-- start of Dataset content --
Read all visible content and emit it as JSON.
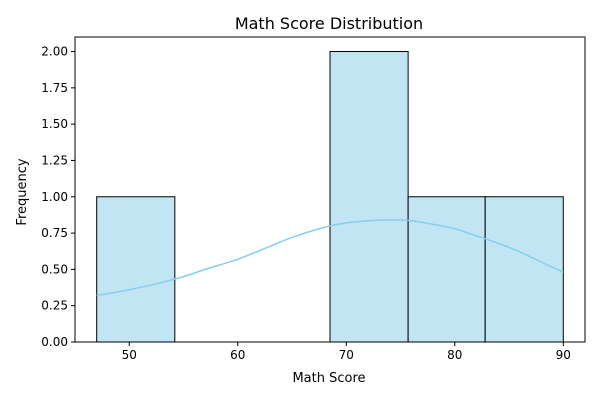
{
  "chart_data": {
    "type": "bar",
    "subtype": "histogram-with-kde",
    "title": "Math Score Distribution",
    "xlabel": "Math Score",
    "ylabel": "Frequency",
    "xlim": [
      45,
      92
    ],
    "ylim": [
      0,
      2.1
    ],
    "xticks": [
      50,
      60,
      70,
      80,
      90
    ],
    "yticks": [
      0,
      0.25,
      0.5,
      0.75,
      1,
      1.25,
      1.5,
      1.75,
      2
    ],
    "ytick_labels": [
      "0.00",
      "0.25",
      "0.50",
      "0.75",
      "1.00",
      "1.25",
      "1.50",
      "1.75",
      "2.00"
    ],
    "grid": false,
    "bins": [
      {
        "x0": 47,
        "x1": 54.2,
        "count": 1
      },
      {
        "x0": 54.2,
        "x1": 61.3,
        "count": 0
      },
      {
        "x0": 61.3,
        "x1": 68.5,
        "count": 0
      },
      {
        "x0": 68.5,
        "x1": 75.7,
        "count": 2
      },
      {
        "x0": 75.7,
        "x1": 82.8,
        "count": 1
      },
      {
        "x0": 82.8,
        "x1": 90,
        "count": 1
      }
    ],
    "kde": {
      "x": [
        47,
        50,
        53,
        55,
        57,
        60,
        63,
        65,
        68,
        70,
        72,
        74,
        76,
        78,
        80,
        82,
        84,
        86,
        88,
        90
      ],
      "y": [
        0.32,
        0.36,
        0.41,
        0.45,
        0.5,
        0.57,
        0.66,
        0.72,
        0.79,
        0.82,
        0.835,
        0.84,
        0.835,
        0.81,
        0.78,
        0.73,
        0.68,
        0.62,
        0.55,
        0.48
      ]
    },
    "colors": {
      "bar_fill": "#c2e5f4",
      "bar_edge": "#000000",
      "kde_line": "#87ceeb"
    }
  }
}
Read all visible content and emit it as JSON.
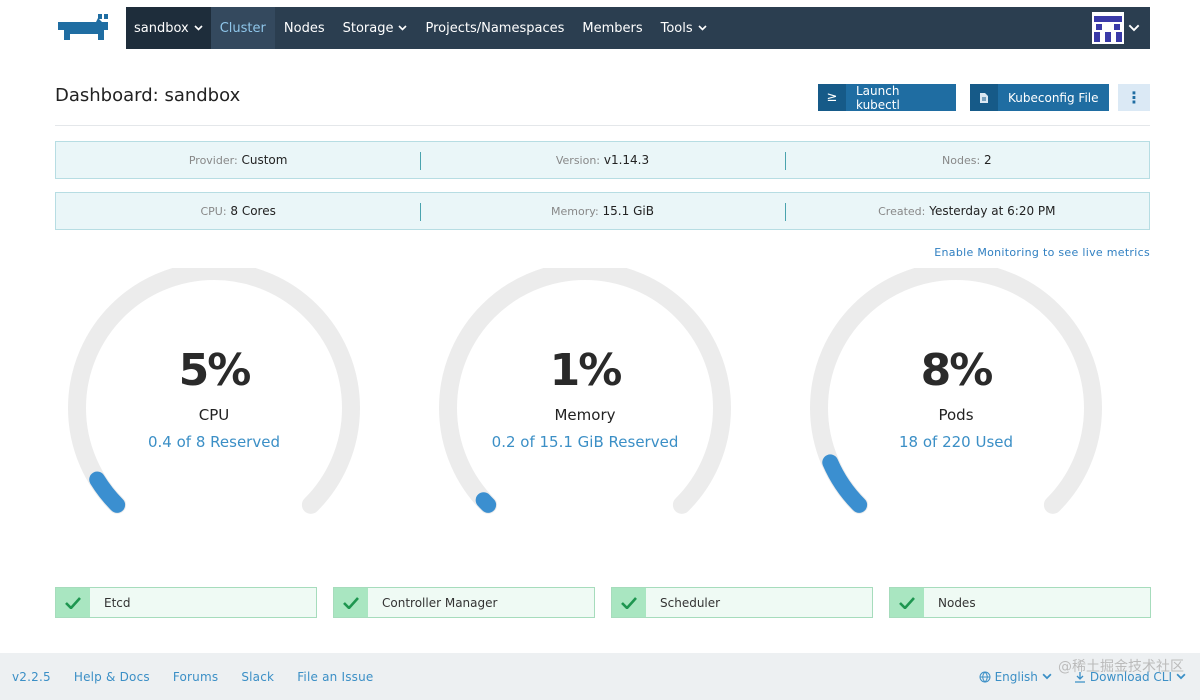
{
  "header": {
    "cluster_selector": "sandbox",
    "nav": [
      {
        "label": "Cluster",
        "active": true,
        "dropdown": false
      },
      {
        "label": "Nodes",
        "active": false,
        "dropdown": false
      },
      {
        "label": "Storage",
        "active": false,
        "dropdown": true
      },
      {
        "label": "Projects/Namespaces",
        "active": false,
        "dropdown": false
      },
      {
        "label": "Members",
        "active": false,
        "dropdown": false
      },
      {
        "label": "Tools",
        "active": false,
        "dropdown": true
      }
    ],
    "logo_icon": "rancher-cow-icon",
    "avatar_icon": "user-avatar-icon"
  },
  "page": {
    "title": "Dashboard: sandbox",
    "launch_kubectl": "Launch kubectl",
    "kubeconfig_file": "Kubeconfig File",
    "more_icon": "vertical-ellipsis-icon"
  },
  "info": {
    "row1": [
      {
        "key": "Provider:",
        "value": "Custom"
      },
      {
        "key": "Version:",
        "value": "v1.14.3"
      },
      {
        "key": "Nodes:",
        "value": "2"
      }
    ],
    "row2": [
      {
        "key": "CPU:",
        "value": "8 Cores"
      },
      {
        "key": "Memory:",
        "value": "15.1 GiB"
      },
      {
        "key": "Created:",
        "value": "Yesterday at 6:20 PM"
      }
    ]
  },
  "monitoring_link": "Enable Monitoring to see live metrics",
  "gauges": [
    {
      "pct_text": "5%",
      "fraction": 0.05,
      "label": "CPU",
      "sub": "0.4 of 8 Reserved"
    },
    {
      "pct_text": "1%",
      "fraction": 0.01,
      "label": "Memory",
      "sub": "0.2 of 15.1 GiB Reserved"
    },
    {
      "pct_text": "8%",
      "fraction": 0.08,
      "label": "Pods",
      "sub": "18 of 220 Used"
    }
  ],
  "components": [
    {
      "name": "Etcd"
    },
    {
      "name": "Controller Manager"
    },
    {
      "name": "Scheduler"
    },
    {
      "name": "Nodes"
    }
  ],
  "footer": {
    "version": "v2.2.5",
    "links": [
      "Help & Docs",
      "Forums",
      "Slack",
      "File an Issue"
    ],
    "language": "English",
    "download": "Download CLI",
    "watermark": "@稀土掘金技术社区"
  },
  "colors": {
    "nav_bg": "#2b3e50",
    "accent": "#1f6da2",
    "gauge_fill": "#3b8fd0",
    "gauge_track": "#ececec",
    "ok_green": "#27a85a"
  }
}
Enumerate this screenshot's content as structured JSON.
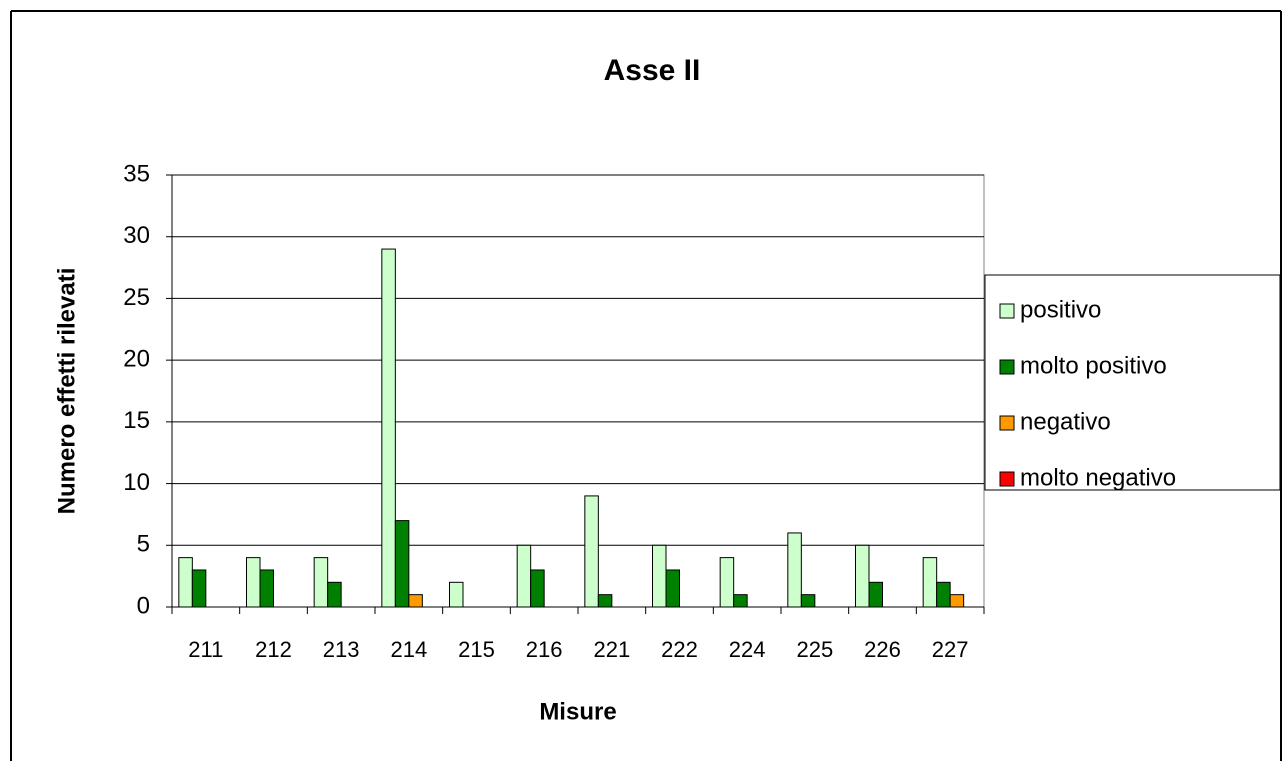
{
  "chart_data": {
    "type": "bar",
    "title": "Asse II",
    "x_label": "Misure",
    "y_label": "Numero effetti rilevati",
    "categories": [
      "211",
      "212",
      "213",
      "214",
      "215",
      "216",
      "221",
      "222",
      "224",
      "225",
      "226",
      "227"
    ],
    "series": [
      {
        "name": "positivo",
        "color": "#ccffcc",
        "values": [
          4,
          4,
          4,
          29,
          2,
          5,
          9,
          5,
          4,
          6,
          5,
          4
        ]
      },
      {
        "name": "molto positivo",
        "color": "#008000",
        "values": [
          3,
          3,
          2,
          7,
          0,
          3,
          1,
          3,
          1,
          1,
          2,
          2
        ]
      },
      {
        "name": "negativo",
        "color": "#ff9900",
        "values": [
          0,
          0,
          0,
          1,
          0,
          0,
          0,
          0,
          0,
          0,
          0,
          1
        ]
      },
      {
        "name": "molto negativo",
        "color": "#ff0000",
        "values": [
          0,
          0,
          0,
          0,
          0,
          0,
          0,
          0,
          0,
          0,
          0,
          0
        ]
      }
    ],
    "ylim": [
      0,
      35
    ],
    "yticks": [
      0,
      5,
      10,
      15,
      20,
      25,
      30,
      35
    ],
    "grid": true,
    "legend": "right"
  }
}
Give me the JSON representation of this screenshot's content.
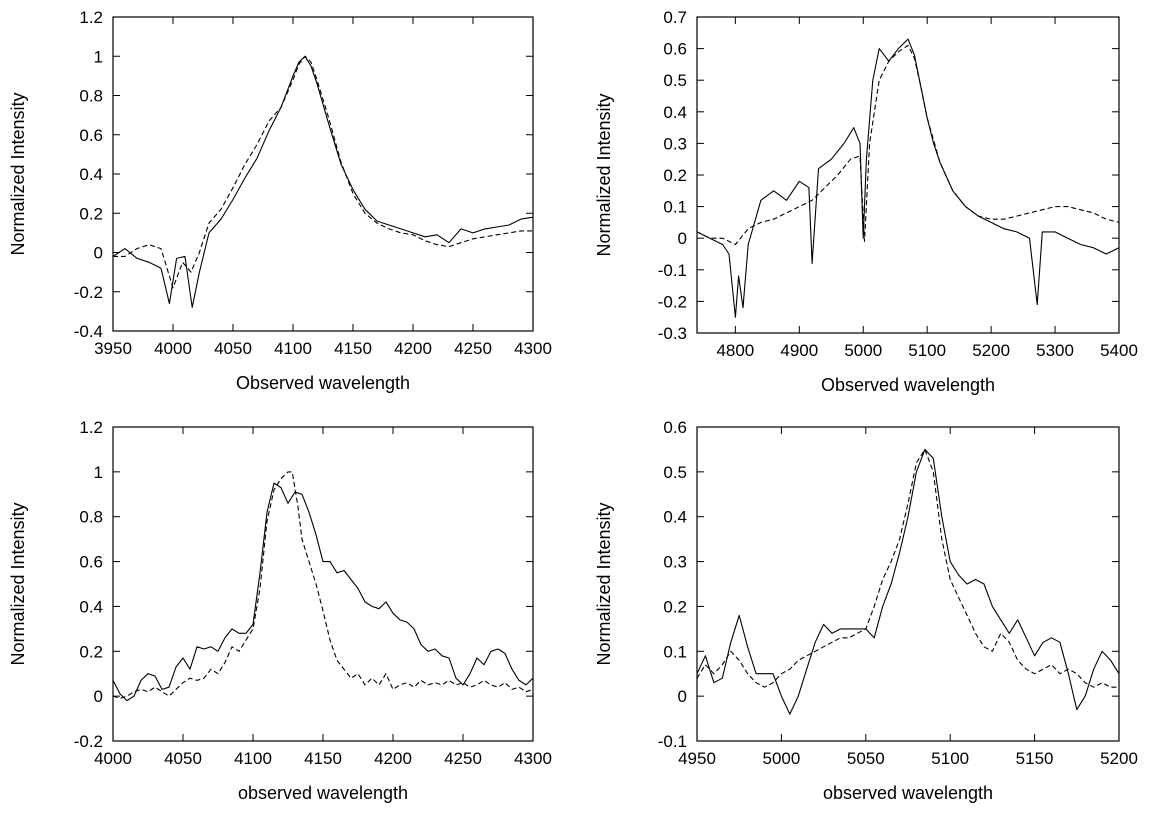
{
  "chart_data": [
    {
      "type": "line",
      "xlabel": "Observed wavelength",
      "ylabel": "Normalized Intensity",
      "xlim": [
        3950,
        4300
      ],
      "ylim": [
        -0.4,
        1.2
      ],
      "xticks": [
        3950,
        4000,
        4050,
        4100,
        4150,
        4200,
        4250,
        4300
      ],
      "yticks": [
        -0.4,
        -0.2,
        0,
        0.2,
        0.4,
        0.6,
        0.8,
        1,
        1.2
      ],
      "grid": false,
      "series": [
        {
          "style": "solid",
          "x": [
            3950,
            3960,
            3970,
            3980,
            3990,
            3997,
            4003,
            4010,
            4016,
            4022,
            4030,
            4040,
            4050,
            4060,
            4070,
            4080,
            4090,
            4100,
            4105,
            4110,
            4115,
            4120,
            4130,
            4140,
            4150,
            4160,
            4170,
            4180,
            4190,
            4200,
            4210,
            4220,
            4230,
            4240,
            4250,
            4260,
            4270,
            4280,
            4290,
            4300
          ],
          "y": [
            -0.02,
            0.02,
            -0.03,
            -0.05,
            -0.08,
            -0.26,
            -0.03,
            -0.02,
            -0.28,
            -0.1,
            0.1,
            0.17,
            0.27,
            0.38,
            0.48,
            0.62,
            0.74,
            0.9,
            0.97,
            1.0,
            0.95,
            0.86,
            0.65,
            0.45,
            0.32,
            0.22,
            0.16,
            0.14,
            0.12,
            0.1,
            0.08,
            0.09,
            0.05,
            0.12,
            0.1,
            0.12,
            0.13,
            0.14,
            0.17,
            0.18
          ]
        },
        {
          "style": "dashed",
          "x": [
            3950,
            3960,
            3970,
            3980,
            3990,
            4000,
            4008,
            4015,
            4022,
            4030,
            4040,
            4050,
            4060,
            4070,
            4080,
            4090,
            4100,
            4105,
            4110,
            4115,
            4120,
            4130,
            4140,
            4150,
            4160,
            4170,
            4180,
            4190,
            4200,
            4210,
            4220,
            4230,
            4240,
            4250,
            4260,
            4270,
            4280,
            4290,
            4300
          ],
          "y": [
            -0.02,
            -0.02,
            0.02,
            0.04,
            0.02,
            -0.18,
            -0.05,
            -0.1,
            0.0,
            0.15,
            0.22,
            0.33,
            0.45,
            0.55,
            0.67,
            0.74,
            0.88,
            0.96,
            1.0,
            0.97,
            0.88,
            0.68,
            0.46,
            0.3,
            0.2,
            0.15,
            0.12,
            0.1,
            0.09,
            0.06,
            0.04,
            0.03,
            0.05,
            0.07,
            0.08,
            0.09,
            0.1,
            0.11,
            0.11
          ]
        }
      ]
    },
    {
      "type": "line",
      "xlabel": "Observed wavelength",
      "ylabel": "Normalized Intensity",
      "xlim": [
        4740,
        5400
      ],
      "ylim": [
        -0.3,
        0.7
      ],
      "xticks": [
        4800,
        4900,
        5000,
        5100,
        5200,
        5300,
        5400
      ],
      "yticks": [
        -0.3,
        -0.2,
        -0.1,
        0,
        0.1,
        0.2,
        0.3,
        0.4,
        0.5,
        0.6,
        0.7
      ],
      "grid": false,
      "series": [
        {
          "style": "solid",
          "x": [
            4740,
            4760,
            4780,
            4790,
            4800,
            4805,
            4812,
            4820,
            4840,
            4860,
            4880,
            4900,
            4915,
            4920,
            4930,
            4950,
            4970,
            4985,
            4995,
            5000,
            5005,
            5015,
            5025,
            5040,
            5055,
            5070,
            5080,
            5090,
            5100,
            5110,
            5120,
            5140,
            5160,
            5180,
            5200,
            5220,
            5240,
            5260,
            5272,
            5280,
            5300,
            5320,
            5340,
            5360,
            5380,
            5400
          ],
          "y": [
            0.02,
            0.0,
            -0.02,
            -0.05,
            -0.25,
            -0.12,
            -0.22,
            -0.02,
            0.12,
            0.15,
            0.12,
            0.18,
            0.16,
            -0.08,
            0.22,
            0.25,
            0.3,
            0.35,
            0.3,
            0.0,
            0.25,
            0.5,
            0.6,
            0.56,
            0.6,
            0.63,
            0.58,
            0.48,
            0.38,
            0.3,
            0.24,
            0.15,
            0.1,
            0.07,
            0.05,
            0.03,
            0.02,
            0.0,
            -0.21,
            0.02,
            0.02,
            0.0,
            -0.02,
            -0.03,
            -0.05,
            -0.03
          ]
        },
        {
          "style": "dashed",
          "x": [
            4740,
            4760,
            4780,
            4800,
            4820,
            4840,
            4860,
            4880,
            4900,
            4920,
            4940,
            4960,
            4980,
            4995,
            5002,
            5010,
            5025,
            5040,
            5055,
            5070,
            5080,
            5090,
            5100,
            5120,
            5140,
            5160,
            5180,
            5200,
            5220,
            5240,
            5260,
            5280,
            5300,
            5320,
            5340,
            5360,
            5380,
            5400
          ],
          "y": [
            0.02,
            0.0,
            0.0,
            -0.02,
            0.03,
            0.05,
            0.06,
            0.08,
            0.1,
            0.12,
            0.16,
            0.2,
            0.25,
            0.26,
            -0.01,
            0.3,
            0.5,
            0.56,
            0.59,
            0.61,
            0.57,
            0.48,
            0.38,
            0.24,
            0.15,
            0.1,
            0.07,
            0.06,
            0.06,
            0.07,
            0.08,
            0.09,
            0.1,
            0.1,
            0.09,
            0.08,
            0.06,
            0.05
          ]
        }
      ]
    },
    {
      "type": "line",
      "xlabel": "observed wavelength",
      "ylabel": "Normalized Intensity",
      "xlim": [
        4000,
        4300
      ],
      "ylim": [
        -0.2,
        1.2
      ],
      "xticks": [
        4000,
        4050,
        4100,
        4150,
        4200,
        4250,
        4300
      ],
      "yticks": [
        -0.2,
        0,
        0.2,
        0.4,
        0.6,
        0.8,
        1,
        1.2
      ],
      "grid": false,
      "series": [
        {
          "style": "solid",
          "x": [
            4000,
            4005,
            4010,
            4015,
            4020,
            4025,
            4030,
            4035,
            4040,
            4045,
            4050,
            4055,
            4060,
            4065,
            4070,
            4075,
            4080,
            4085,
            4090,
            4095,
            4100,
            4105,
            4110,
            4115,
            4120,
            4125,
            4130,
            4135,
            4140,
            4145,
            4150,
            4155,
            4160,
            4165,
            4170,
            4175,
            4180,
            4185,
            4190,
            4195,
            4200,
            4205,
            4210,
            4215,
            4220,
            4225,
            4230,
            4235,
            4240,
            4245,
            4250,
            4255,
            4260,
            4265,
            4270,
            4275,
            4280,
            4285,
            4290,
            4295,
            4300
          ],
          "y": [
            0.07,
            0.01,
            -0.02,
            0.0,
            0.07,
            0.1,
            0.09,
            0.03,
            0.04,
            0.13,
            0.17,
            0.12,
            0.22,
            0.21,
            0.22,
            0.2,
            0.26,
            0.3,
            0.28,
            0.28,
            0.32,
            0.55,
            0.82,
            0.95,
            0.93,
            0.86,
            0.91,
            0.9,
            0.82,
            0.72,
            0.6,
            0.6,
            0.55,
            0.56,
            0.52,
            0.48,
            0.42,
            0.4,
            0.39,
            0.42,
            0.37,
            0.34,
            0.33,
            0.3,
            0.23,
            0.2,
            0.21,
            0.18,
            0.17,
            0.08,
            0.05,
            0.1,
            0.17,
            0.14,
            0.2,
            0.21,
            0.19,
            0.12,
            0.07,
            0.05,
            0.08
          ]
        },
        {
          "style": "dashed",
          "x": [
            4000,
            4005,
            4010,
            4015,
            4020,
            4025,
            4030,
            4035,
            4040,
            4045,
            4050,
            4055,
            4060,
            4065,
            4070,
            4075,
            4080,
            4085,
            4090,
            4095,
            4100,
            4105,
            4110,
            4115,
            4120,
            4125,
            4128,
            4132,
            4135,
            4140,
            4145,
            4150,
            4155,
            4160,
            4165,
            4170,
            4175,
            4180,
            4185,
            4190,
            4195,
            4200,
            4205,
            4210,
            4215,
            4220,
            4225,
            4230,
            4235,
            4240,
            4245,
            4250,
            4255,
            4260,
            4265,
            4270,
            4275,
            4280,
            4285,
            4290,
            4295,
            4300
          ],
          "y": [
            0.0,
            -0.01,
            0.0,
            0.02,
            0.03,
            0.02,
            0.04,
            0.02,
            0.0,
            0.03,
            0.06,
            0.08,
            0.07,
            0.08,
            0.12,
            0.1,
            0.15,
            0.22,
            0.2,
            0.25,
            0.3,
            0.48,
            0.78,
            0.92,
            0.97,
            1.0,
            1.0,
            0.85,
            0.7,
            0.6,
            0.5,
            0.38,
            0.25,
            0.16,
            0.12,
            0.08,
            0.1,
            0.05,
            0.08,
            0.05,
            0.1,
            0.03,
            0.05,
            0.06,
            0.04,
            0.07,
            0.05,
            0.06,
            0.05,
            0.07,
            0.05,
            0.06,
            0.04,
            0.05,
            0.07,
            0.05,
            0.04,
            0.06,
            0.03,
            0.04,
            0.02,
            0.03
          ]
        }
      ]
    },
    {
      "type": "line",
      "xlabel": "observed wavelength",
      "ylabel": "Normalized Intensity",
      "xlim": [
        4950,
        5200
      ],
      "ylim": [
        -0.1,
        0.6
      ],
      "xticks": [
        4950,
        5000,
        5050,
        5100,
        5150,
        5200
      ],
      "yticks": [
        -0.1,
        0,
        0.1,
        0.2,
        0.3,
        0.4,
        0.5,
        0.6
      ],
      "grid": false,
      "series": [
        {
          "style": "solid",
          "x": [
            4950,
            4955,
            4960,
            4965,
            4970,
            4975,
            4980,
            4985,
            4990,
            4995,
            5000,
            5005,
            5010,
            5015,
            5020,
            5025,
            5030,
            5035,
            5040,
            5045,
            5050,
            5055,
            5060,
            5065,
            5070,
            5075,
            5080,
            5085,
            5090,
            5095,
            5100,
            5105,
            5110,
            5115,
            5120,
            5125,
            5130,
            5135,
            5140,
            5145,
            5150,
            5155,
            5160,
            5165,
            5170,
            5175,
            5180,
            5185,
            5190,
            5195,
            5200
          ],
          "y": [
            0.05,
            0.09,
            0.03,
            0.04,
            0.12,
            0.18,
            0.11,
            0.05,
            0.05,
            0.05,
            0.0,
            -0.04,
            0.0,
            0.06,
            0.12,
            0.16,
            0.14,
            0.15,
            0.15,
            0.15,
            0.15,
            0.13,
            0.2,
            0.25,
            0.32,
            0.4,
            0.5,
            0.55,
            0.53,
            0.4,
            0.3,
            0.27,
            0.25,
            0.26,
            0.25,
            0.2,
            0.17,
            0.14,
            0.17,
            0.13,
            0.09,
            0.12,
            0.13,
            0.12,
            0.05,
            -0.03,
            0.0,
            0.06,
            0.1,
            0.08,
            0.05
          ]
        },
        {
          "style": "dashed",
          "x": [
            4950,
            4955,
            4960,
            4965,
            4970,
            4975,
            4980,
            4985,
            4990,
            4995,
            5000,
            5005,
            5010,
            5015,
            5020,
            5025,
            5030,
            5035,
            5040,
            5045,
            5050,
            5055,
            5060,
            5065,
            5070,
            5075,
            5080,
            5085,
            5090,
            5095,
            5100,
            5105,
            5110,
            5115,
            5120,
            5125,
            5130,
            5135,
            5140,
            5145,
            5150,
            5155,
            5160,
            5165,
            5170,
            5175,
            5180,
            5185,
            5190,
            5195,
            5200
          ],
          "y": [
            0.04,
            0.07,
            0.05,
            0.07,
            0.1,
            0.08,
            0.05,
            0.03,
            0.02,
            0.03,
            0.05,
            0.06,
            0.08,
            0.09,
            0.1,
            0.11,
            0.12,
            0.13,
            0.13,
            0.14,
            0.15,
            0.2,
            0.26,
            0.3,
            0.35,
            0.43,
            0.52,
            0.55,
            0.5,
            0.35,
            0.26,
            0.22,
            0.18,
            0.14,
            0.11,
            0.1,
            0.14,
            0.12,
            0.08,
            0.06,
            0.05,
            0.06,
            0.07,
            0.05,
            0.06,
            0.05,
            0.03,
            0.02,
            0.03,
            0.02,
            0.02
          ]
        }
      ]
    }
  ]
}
-- end of Dataset content --
# What you will do
Using the material above, report each line where "Reserved" occurs.

# Output for this exercise
      "sub": "0.4 of 8 Reserved"
      "sub": "0.2 of 15.1 GiB Reserved"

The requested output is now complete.